* Directive
Pull each line holding the word "What" from the data.

[Excerpts from a figure dataset]
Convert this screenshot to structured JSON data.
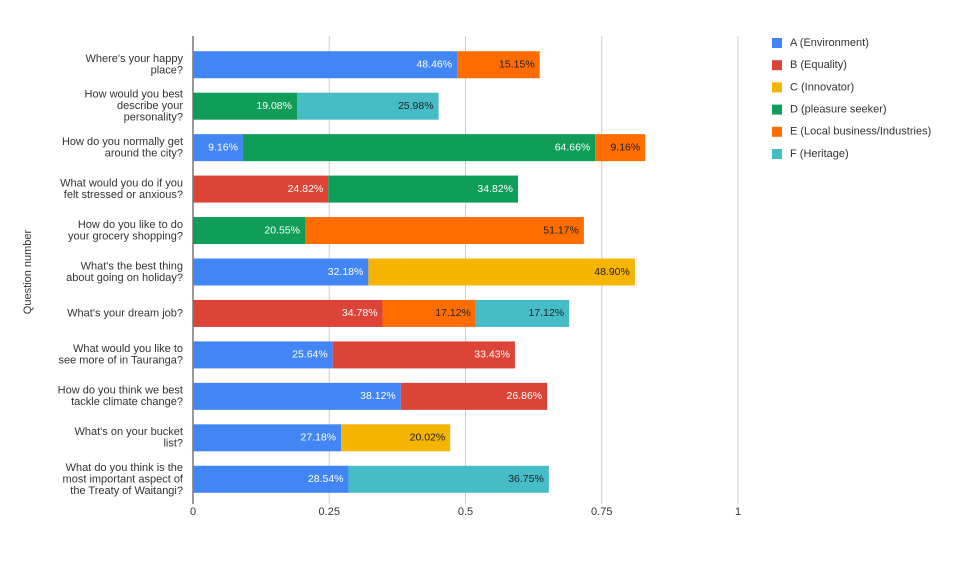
{
  "chart_data": {
    "type": "stacked_bar_horizontal",
    "y_axis_label": "Question number",
    "categories": [
      "Where's your happy\nplace?",
      "How would you best\ndescribe your\npersonality?",
      "How do you normally get\naround the city?",
      "What would you do if you\nfelt stressed or anxious?",
      "How do you like to do\nyour grocery shopping?",
      "What's the best thing\nabout going on holiday?",
      "What's your dream job?",
      "What would you like to\nsee more of in Tauranga?",
      "How do you think we best\ntackle climate change?",
      "What's on your bucket\nlist?",
      "What do you think is the\nmost important aspect of\nthe Treaty of Waitangi?"
    ],
    "series": [
      {
        "name": "A (Environment)",
        "color": "#4285f4",
        "values": [
          0.4846,
          null,
          0.0916,
          null,
          null,
          0.3218,
          null,
          0.2564,
          0.3812,
          0.2718,
          0.2854
        ],
        "value_labels": [
          "48.46%",
          null,
          "9.16%",
          null,
          null,
          "32.18%",
          null,
          "25.64%",
          "38.12%",
          "27.18%",
          "28.54%"
        ]
      },
      {
        "name": "B (Equality)",
        "color": "#db4437",
        "values": [
          null,
          null,
          null,
          0.2482,
          null,
          null,
          0.3478,
          0.3343,
          0.2686,
          null,
          null
        ],
        "value_labels": [
          null,
          null,
          null,
          "24.82%",
          null,
          null,
          "34.78%",
          "33.43%",
          "26.86%",
          null,
          null
        ]
      },
      {
        "name": "C (Innovator)",
        "color": "#f4b400",
        "values": [
          null,
          null,
          null,
          null,
          null,
          0.489,
          null,
          null,
          null,
          0.2002,
          null
        ],
        "value_labels": [
          null,
          null,
          null,
          null,
          null,
          "48.90%",
          null,
          null,
          null,
          "20.02%",
          null
        ]
      },
      {
        "name": "D (pleasure seeker)",
        "color": "#0f9d58",
        "values": [
          null,
          0.1908,
          0.6466,
          0.3482,
          0.2055,
          null,
          null,
          null,
          null,
          null,
          null
        ],
        "value_labels": [
          null,
          "19.08%",
          "64.66%",
          "34.82%",
          "20.55%",
          null,
          null,
          null,
          null,
          null,
          null
        ]
      },
      {
        "name": "E (Local business/Industries)",
        "color": "#ff6d00",
        "values": [
          0.1515,
          null,
          0.0916,
          null,
          0.5117,
          null,
          0.1712,
          null,
          null,
          null,
          null
        ],
        "value_labels": [
          "15.15%",
          null,
          "9.16%",
          null,
          "51.17%",
          null,
          "17.12%",
          null,
          null,
          null,
          null
        ]
      },
      {
        "name": "F (Heritage)",
        "color": "#46bdc6",
        "values": [
          null,
          0.2598,
          null,
          null,
          null,
          null,
          0.1712,
          null,
          null,
          null,
          0.3675
        ],
        "value_labels": [
          null,
          "25.98%",
          null,
          null,
          null,
          null,
          "17.12%",
          null,
          null,
          null,
          "36.75%"
        ]
      }
    ],
    "xlim": [
      0,
      1
    ],
    "xticks": [
      0,
      0.25,
      0.5,
      0.75,
      1
    ],
    "grid": true,
    "legend": "right"
  }
}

* Written response
      "What would you do if you\nfelt stressed or anxious?",
      "What's the best thing\nabout going on holiday?",
      "What's your dream job?",
      "What would you like to\nsee more of in Tauranga?",
      "What's on your bucket\nlist?",
      "What do you think is the\nmost important aspect of\nthe Treaty of Waitangi?"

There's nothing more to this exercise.